Pick out each line of the records that includes the string "或低血压", and copy it.
++++ Extracted information
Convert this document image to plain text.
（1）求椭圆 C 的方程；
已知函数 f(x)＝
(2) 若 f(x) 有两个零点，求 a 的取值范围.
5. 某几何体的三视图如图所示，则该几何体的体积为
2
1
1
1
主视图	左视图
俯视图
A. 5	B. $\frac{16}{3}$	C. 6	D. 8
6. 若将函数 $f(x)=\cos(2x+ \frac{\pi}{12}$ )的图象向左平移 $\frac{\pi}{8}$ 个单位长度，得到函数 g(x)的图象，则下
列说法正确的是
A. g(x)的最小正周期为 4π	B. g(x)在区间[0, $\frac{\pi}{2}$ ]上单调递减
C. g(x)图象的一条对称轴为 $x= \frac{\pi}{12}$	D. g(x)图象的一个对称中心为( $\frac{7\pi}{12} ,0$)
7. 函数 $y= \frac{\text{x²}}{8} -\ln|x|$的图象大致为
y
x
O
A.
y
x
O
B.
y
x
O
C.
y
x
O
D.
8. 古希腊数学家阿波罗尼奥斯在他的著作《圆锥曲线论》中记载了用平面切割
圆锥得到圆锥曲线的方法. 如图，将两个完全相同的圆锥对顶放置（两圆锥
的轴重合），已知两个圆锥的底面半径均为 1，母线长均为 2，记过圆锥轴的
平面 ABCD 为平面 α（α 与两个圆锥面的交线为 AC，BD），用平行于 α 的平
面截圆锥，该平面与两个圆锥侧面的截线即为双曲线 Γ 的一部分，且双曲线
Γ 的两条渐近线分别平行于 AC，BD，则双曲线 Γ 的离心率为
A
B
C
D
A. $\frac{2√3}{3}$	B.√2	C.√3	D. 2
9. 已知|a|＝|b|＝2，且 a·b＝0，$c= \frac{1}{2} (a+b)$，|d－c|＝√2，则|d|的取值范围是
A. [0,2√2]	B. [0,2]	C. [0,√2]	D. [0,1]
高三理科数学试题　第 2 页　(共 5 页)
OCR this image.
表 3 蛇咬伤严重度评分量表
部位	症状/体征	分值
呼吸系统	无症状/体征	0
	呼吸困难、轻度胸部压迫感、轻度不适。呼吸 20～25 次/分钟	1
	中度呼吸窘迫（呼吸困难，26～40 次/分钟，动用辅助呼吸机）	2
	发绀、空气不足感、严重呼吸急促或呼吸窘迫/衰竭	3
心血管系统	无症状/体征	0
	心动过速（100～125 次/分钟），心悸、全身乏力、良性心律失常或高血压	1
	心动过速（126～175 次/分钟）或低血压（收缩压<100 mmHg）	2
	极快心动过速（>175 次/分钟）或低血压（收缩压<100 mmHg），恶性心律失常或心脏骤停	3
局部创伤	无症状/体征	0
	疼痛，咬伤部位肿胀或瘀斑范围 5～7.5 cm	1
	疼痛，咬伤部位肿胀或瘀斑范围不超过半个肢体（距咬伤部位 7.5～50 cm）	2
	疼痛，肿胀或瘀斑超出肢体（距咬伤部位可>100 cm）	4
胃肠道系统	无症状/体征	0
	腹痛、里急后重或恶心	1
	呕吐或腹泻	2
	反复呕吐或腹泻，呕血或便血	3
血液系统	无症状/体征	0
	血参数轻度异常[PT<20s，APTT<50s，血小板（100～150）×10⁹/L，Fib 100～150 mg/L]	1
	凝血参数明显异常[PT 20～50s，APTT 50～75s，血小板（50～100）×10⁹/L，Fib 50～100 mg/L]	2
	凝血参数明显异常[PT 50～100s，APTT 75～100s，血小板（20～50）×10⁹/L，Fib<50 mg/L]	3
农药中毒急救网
++++++++
### Final result:
	心动过速（126～175 次/分钟）或低血压（收缩压<100 mmHg）	2
	极快心动过速（>175 次/分钟）或低血压（收缩压<100 mmHg），恶性心律失常或心脏骤停	3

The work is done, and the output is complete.